PASSAGE =
%%
Available Models

fastcpd-python supports 14 different model families for change point detection, categorized into parametric and nonparametric methods.

Overview

Model Family

Description

Implementation

Key Use Cases

mean

Mean change detection

C++ (fast)

Time series monitoring, sensor data

variance

Variance/covariance change

C++ (fast)

Volatility detection, quality control

meanvariance

Combined mean & variance

C++ (fast)

Comprehensive distributional changes

binomial

Logistic regression

Python + Numba

Binary classification, success rates

poisson

Poisson regression

Python + Numba

Count data, event rates

lm

Linear regression

Python

Continuous outcomes, trend changes

lasso

L1-penalized regression

Python

High-dimensional data, sparse changes

ar

AR(p) autoregressive

Python

Univariate time series

var

VAR(p) vector autoregressive

Python

Multivariate time series

arma

ARMA(p,q) time series

Python (statsmodels)

Stationary time series with MA component

garch

GARCH(p,q) volatility

Python (arch)

Financial volatility, heteroskedasticity

rank

Rank-based (nonparametric)

Python

Distribution-free detection

rbf

RBF kernel (nonparametric)

Python (RFF)

Complex distributional changes

Parametric Models

Mean and Variance Models

Mean Change Detection

Detects changes in the mean of univariate or multivariate data.

from fastcpd.segmentation import mean

# Univariate
result = mean(data, beta="MBIC")

# Multivariate (3D)
data_3d = np.random.randn(500, 3)
result = mean(data_3d, beta="MBIC")

Cost Function:

The minimum negative log-likelihood of the multivariate Gaussian model:

\[C(x_{s:t})=\frac{1}{2}\sum_{i=s}^{t}(x_{i}-\overline{x}_{s:t})^{\top}\hat{\Sigma}^{-1}(x_{i}-\overline{x}_{s:t})+\frac{(t-s+1)d}{2}\log(2\pi)+\frac{t-s+1}{2}\log(|\hat{\Sigma}|)\]

where \(\overline{x}_{s:t} = (t-s+1)^{-1}\sum_{i=s}^{t}x_{i}\) is the segment mean and \(\hat{\Sigma}\) is the Rice estimator for the covariance matrix.
%%
WHAT THIS EXERCISE ASKS =
**1.** Answer these from the model documentation:
(a) How many model families does fastcpd-python support for change point detection?
(b) What implementation is listed for the garch model family?
(c) In the mean change cost function, which estimator is used for the covariance matrix?
**2.** List every model family that the model documentation shows as implemented in C++ (fast).
The data below come from a separate source.

DATA =
%%
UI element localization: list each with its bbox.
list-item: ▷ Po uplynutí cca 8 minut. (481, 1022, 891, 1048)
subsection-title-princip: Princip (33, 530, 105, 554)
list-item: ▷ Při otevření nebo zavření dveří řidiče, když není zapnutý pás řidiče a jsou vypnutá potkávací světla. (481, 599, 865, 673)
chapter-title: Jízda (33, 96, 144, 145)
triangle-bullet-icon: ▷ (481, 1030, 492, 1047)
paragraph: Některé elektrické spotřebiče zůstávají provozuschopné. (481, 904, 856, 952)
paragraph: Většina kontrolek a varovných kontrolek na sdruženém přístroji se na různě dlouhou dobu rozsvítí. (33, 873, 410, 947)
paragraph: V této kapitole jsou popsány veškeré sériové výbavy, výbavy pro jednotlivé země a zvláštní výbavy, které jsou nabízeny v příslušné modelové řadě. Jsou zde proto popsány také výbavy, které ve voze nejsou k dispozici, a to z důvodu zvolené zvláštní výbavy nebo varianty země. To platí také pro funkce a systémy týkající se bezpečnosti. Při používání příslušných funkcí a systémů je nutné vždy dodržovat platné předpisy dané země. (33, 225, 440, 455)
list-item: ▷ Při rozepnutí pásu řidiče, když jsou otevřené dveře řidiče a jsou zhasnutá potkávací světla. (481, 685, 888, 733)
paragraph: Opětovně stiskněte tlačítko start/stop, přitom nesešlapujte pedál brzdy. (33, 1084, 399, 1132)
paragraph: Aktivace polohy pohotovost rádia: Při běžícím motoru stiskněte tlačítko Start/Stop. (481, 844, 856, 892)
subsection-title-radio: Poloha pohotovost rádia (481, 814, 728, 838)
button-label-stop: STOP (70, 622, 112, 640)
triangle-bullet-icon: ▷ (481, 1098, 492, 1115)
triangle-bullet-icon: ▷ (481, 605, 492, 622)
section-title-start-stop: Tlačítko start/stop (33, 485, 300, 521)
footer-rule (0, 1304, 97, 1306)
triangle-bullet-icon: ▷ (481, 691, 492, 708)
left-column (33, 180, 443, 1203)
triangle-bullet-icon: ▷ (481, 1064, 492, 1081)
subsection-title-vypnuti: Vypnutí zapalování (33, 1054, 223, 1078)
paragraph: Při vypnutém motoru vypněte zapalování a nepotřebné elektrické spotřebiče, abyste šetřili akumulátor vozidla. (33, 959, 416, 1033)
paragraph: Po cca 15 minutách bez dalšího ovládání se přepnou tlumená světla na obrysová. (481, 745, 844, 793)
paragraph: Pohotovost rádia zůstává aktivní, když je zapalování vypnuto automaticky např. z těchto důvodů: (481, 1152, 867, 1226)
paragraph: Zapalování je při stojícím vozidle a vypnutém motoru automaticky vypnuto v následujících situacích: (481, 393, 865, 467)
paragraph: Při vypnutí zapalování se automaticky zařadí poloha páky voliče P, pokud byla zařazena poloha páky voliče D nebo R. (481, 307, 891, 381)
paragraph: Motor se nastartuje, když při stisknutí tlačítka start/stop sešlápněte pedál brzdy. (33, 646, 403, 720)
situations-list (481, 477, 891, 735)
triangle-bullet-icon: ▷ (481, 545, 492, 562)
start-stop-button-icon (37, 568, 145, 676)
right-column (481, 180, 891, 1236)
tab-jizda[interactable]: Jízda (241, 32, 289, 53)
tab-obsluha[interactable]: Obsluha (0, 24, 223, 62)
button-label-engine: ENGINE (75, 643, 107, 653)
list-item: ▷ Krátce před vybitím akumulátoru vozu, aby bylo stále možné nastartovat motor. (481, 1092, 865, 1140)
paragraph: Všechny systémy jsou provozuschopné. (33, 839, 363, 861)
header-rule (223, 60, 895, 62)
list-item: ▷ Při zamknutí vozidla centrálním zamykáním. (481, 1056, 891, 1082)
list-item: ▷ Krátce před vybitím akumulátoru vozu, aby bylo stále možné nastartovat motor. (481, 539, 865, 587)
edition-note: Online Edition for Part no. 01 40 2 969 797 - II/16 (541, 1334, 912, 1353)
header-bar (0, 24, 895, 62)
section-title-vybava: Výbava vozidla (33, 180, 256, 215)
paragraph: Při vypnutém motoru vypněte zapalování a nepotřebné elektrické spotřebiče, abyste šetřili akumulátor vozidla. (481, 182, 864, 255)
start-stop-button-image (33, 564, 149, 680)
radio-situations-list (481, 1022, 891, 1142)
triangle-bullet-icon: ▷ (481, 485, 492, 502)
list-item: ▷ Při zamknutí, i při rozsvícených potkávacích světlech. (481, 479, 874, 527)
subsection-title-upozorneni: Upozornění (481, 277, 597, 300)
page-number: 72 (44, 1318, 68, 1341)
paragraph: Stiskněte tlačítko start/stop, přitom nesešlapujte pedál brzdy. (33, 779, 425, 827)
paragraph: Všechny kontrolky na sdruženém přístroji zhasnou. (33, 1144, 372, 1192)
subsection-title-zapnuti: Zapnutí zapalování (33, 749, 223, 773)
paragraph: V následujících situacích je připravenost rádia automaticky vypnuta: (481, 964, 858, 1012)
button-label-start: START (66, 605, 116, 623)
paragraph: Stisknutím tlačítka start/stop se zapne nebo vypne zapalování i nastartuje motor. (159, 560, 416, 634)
%%
FULL ANSWERS =
**1.**
(a) 14
(b) Python (arch)
(c) The Rice estimator

**2.** mean, variance, meanvariance